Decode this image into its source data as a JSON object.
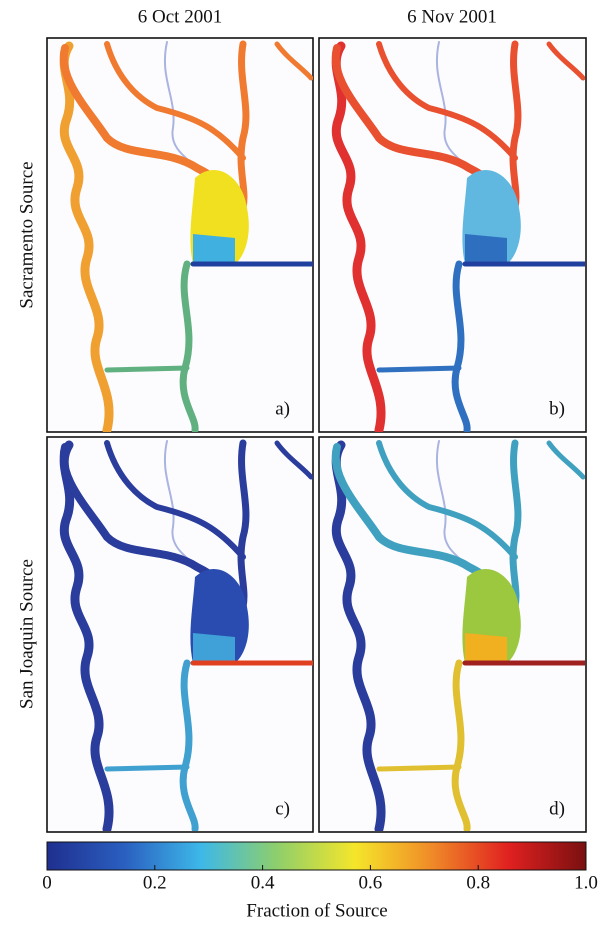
{
  "columns": [
    "6 Oct 2001",
    "6 Nov 2001"
  ],
  "rows": [
    "Sacramento Source",
    "San Joaquin Source"
  ],
  "panels": [
    "a)",
    "b)",
    "c)",
    "d)"
  ],
  "colorbar": {
    "label": "Fraction of Source",
    "lim": [
      0,
      1
    ],
    "ticks": [
      0,
      0.2,
      0.4,
      0.6,
      0.8,
      {
        "value": 1,
        "label": "1.0"
      }
    ],
    "colors": [
      "#1f2f8f",
      "#2a5fc0",
      "#3db8e8",
      "#8fcf6a",
      "#f5e62a",
      "#f08a28",
      "#e02020",
      "#7a1010"
    ]
  }
}
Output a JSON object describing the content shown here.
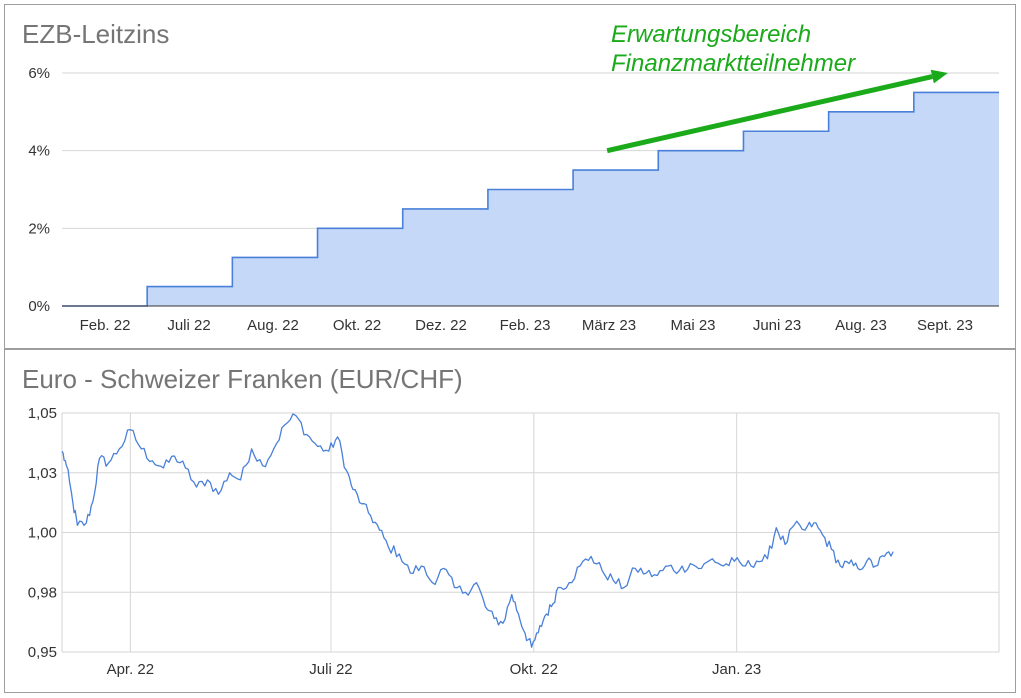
{
  "chart_data": [
    {
      "type": "area",
      "title": "EZB-Leitzins",
      "step": true,
      "x_tick_labels": [
        "Feb. 22",
        "Juli 22",
        "Aug. 22",
        "Okt. 22",
        "Dez. 22",
        "Feb. 23",
        "März 23",
        "Mai 23",
        "Juni 23",
        "Aug. 23",
        "Sept. 23"
      ],
      "y_tick_labels": [
        "0%",
        "2%",
        "4%",
        "6%"
      ],
      "y_ticks": [
        0,
        2,
        4,
        6
      ],
      "ylim": [
        0,
        6
      ],
      "x_range": [
        0,
        11
      ],
      "grid": true,
      "colors": {
        "line": "#4a80d9",
        "fill": "#c5d8f7",
        "annotation": "#1aaa1a"
      },
      "points": [
        {
          "x": 0.0,
          "y": 0.0
        },
        {
          "x": 1.0,
          "y": 0.5
        },
        {
          "x": 2.0,
          "y": 1.25
        },
        {
          "x": 3.0,
          "y": 2.0
        },
        {
          "x": 4.0,
          "y": 2.5
        },
        {
          "x": 5.0,
          "y": 3.0
        },
        {
          "x": 6.0,
          "y": 3.5
        },
        {
          "x": 7.0,
          "y": 4.0
        },
        {
          "x": 8.0,
          "y": 4.5
        },
        {
          "x": 9.0,
          "y": 5.0
        },
        {
          "x": 10.0,
          "y": 5.5
        },
        {
          "x": 11.0,
          "y": 5.5
        }
      ],
      "annotation": {
        "lines": [
          "Erwartungsbereich",
          "Finanzmarktteilnehmer"
        ],
        "arrow_from": {
          "x": 6.4,
          "y": 4.0
        },
        "arrow_to": {
          "x": 10.4,
          "y": 6.0
        }
      }
    },
    {
      "type": "line",
      "title": "Euro - Schweizer Franken (EUR/CHF)",
      "x_tick_labels": [
        "Apr. 22",
        "Juli 22",
        "Okt. 22",
        "Jan. 23"
      ],
      "x_tick_dates": [
        "2022-04-01",
        "2022-07-01",
        "2022-10-01",
        "2023-01-01"
      ],
      "x_range": [
        "2022-03-01",
        "2023-04-30"
      ],
      "y_tick_labels": [
        "0,95",
        "0,98",
        "1,00",
        "1,03",
        "1,05"
      ],
      "y_ticks": [
        0.95,
        0.975,
        1.0,
        1.025,
        1.05
      ],
      "ylim": [
        0.95,
        1.05
      ],
      "grid": true,
      "colors": {
        "line": "#4a80d9"
      },
      "anchors": [
        [
          "2022-03-01",
          1.034
        ],
        [
          "2022-03-03",
          1.028
        ],
        [
          "2022-03-06",
          1.012
        ],
        [
          "2022-03-08",
          1.003
        ],
        [
          "2022-03-12",
          1.004
        ],
        [
          "2022-03-15",
          1.013
        ],
        [
          "2022-03-18",
          1.031
        ],
        [
          "2022-03-22",
          1.029
        ],
        [
          "2022-03-27",
          1.035
        ],
        [
          "2022-04-01",
          1.043
        ],
        [
          "2022-04-06",
          1.035
        ],
        [
          "2022-04-11",
          1.03
        ],
        [
          "2022-04-16",
          1.027
        ],
        [
          "2022-04-21",
          1.032
        ],
        [
          "2022-04-26",
          1.027
        ],
        [
          "2022-05-01",
          1.019
        ],
        [
          "2022-05-06",
          1.022
        ],
        [
          "2022-05-11",
          1.016
        ],
        [
          "2022-05-16",
          1.025
        ],
        [
          "2022-05-21",
          1.022
        ],
        [
          "2022-05-26",
          1.035
        ],
        [
          "2022-05-31",
          1.028
        ],
        [
          "2022-06-05",
          1.035
        ],
        [
          "2022-06-10",
          1.045
        ],
        [
          "2022-06-15",
          1.049
        ],
        [
          "2022-06-20",
          1.041
        ],
        [
          "2022-06-25",
          1.036
        ],
        [
          "2022-06-30",
          1.034
        ],
        [
          "2022-07-04",
          1.04
        ],
        [
          "2022-07-08",
          1.026
        ],
        [
          "2022-07-11",
          1.018
        ],
        [
          "2022-07-15",
          1.012
        ],
        [
          "2022-07-19",
          1.007
        ],
        [
          "2022-07-23",
          1.001
        ],
        [
          "2022-07-27",
          0.994
        ],
        [
          "2022-08-01",
          0.991
        ],
        [
          "2022-08-06",
          0.983
        ],
        [
          "2022-08-11",
          0.986
        ],
        [
          "2022-08-16",
          0.979
        ],
        [
          "2022-08-21",
          0.985
        ],
        [
          "2022-08-26",
          0.977
        ],
        [
          "2022-08-31",
          0.975
        ],
        [
          "2022-09-05",
          0.979
        ],
        [
          "2022-09-09",
          0.969
        ],
        [
          "2022-09-13",
          0.964
        ],
        [
          "2022-09-17",
          0.962
        ],
        [
          "2022-09-21",
          0.974
        ],
        [
          "2022-09-24",
          0.966
        ],
        [
          "2022-09-27",
          0.958
        ],
        [
          "2022-09-30",
          0.952
        ],
        [
          "2022-10-03",
          0.958
        ],
        [
          "2022-10-06",
          0.965
        ],
        [
          "2022-10-09",
          0.969
        ],
        [
          "2022-10-12",
          0.977
        ],
        [
          "2022-10-17",
          0.979
        ],
        [
          "2022-10-22",
          0.986
        ],
        [
          "2022-10-27",
          0.99
        ],
        [
          "2022-11-01",
          0.984
        ],
        [
          "2022-11-06",
          0.98
        ],
        [
          "2022-11-11",
          0.977
        ],
        [
          "2022-11-16",
          0.985
        ],
        [
          "2022-11-21",
          0.983
        ],
        [
          "2022-11-26",
          0.982
        ],
        [
          "2022-12-01",
          0.986
        ],
        [
          "2022-12-06",
          0.984
        ],
        [
          "2022-12-11",
          0.987
        ],
        [
          "2022-12-16",
          0.985
        ],
        [
          "2022-12-21",
          0.989
        ],
        [
          "2022-12-26",
          0.986
        ],
        [
          "2022-12-31",
          0.988
        ],
        [
          "2023-01-05",
          0.986
        ],
        [
          "2023-01-10",
          0.988
        ],
        [
          "2023-01-15",
          0.989
        ],
        [
          "2023-01-19",
          1.002
        ],
        [
          "2023-01-23",
          0.995
        ],
        [
          "2023-01-27",
          1.003
        ],
        [
          "2023-02-01",
          1.001
        ],
        [
          "2023-02-05",
          1.004
        ],
        [
          "2023-02-09",
          0.999
        ],
        [
          "2023-02-13",
          0.993
        ],
        [
          "2023-02-17",
          0.986
        ],
        [
          "2023-02-21",
          0.987
        ],
        [
          "2023-02-25",
          0.985
        ],
        [
          "2023-03-01",
          0.988
        ],
        [
          "2023-03-05",
          0.986
        ],
        [
          "2023-03-09",
          0.99
        ],
        [
          "2023-03-13",
          0.992
        ]
      ]
    }
  ]
}
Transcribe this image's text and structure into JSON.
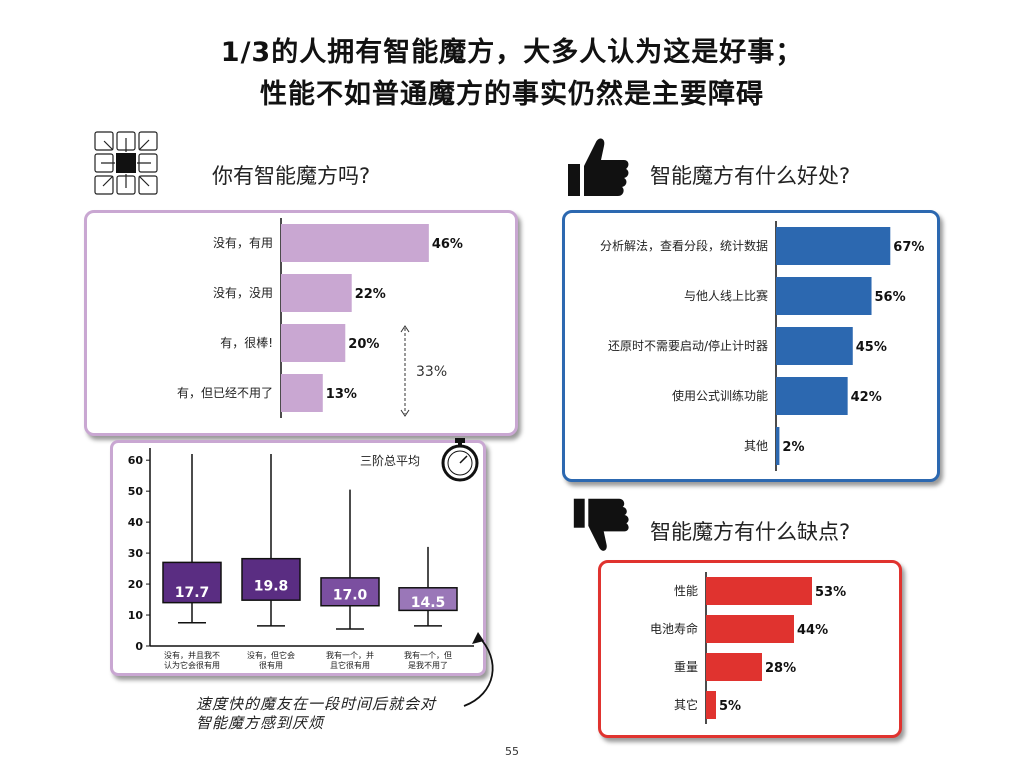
{
  "title": {
    "line1": "1/3的人拥有智能魔方，大多人认为这是好事；",
    "line2": "性能不如普通魔方的事实仍然是主要障碍"
  },
  "sections": {
    "own": "你有智能魔方吗?",
    "benefits": "智能魔方有什么好处?",
    "drawbacks": "智能魔方有什么缺点?"
  },
  "bracket_label": "33%",
  "boxplot_caption": "三阶总平均",
  "note": {
    "line1": "速度快的魔友在一段时间后就会对",
    "line2": "智能魔方感到厌烦"
  },
  "page_number": "55",
  "colors": {
    "purple_bar": "#c9a7d2",
    "blue_bar": "#2c68b0",
    "red_bar": "#e0332f",
    "box_dark": "#5a2d82",
    "box_mid": "#7b4fa0",
    "box_light": "#9a77b8"
  },
  "icons": [
    "circuit-cube-icon",
    "thumbs-up-icon",
    "thumbs-down-icon",
    "stopwatch-icon"
  ],
  "chart_data": [
    {
      "id": "own",
      "type": "bar",
      "orientation": "horizontal",
      "categories": [
        "没有，有用",
        "没有，没用",
        "有，很棒!",
        "有，但已经不用了"
      ],
      "values": [
        46,
        22,
        20,
        13
      ],
      "value_labels": [
        "46%",
        "22%",
        "20%",
        "13%"
      ],
      "xlim": [
        0,
        70
      ]
    },
    {
      "id": "benefits",
      "type": "bar",
      "orientation": "horizontal",
      "categories": [
        "分析解法，查看分段，统计数据",
        "与他人线上比赛",
        "还原时不需要启动/停止计时器",
        "使用公式训练功能",
        "其他"
      ],
      "values": [
        67,
        56,
        45,
        42,
        2
      ],
      "value_labels": [
        "67%",
        "56%",
        "45%",
        "42%",
        "2%"
      ],
      "xlim": [
        0,
        85
      ]
    },
    {
      "id": "drawbacks",
      "type": "bar",
      "orientation": "horizontal",
      "categories": [
        "性能",
        "电池寿命",
        "重量",
        "其它"
      ],
      "values": [
        53,
        44,
        28,
        5
      ],
      "value_labels": [
        "53%",
        "44%",
        "28%",
        "5%"
      ],
      "xlim": [
        0,
        80
      ]
    },
    {
      "id": "boxplot",
      "type": "box",
      "categories": [
        "没有，并且我不认为它会很有用",
        "没有，但它会很有用",
        "我有一个，并且它很有用",
        "我有一个，但是我不用了"
      ],
      "medians": [
        17.7,
        19.8,
        17.0,
        14.5
      ],
      "median_labels": [
        "17.7",
        "19.8",
        "17.0",
        "14.5"
      ],
      "q1": [
        14,
        14.8,
        13,
        11.5
      ],
      "q3": [
        27,
        28.2,
        22,
        18.8
      ],
      "whisker_low": [
        7.5,
        6.5,
        5.5,
        6.5
      ],
      "whisker_high": [
        62,
        62,
        50.5,
        32
      ],
      "yticks": [
        0,
        10,
        20,
        30,
        40,
        50,
        60
      ],
      "ylim": [
        0,
        62
      ]
    }
  ]
}
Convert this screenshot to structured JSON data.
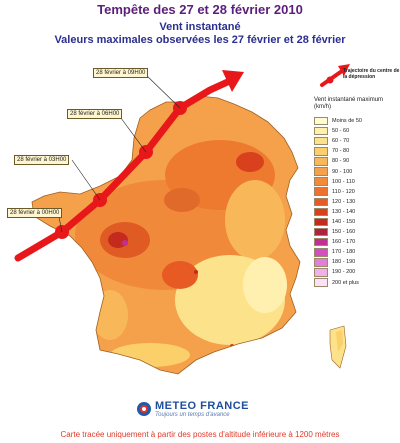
{
  "title": "Tempête des 27 et 28 février 2010",
  "subtitle_line1": "Vent instantané",
  "subtitle_line2": "Valeurs maximales observées les 27 février et 28 février",
  "trajectory_legend": "Trajectoire du centre de la dépression",
  "trajectory_points": [
    "28 février à 09H00",
    "28 février à 06H00",
    "28 février à 03H00",
    "28 février à 00H00"
  ],
  "legend": {
    "title": "Vent instantané maximum (km/h)",
    "classes": [
      {
        "label": "Moins de 50",
        "color": "#fffbd2"
      },
      {
        "label": "50 - 60",
        "color": "#fff0b0"
      },
      {
        "label": "60 - 70",
        "color": "#fde28c"
      },
      {
        "label": "70 - 80",
        "color": "#fbd06a"
      },
      {
        "label": "80 - 90",
        "color": "#f8b85a"
      },
      {
        "label": "90 - 100",
        "color": "#f5a04a"
      },
      {
        "label": "100 - 110",
        "color": "#f28a3a"
      },
      {
        "label": "110 - 120",
        "color": "#ee722e"
      },
      {
        "label": "120 - 130",
        "color": "#e85a24"
      },
      {
        "label": "130 - 140",
        "color": "#d8401e"
      },
      {
        "label": "140 - 150",
        "color": "#c42a1e"
      },
      {
        "label": "150 - 160",
        "color": "#b02040"
      },
      {
        "label": "160 - 170",
        "color": "#c03090"
      },
      {
        "label": "170 - 180",
        "color": "#d050c0"
      },
      {
        "label": "180 - 190",
        "color": "#e080d8"
      },
      {
        "label": "190 - 200",
        "color": "#f0b0ec"
      },
      {
        "label": "200 et plus",
        "color": "#fce0fa"
      }
    ]
  },
  "logo_name": "METEO FRANCE",
  "logo_tagline": "Toujours un temps d'avance",
  "footer_note": "Carte tracée uniquement à partir des postes d'altitude inférieure à 1200 mètres",
  "colors": {
    "title": "#5b1f7a",
    "subtitle": "#2b2f8f",
    "trajectory": "#e8181a",
    "footer": "#e03a2a"
  }
}
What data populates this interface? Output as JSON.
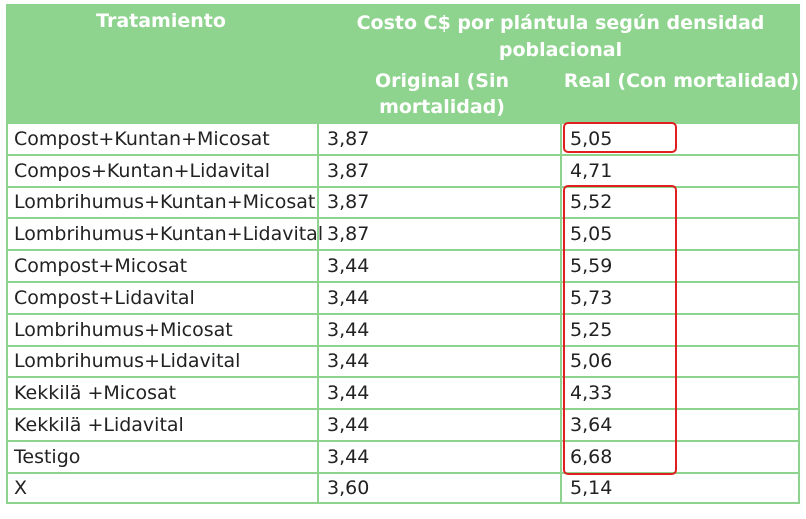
{
  "header": {
    "treatment": "Tratamiento",
    "cost_group": "Costo C$ por plántula según densidad poblacional",
    "original": "Original (Sin mortalidad)",
    "real": "Real (Con mortalidad)"
  },
  "rows": [
    {
      "treatment": "Compost+Kuntan+Micosat",
      "original": "3,87",
      "real": "5,05"
    },
    {
      "treatment": "Compos+Kuntan+Lidavital",
      "original": "3,87",
      "real": "4,71"
    },
    {
      "treatment": "Lombrihumus+Kuntan+Micosat",
      "original": "3,87",
      "real": "5,52"
    },
    {
      "treatment": "Lombrihumus+Kuntan+Lidavital",
      "original": "3,87",
      "real": "5,05"
    },
    {
      "treatment": "Compost+Micosat",
      "original": "3,44",
      "real": "5,59"
    },
    {
      "treatment": "Compost+Lidavital",
      "original": "3,44",
      "real": "5,73"
    },
    {
      "treatment": "Lombrihumus+Micosat",
      "original": "3,44",
      "real": "5,25"
    },
    {
      "treatment": "Lombrihumus+Lidavital",
      "original": "3,44",
      "real": "5,06"
    },
    {
      "treatment": "Kekkilä +Micosat",
      "original": "3,44",
      "real": "4,33"
    },
    {
      "treatment": "Kekkilä +Lidavital",
      "original": "3,44",
      "real": "3,64"
    },
    {
      "treatment": "Testigo",
      "original": "3,44",
      "real": "6,68"
    },
    {
      "treatment": "X",
      "original": "3,60",
      "real": "5,14"
    }
  ],
  "colors": {
    "header_bg": "#8fd48e",
    "highlight": "#e02020"
  }
}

· · · · ·

— WHAT YOU WILL DO —
Copy all lines from the entries that contain the word "Compost".

— FULL RESPONSE —
      "treatment": "Compost+Kuntan+Micosat",
      "treatment": "Compost+Micosat",
      "treatment": "Compost+Lidavital",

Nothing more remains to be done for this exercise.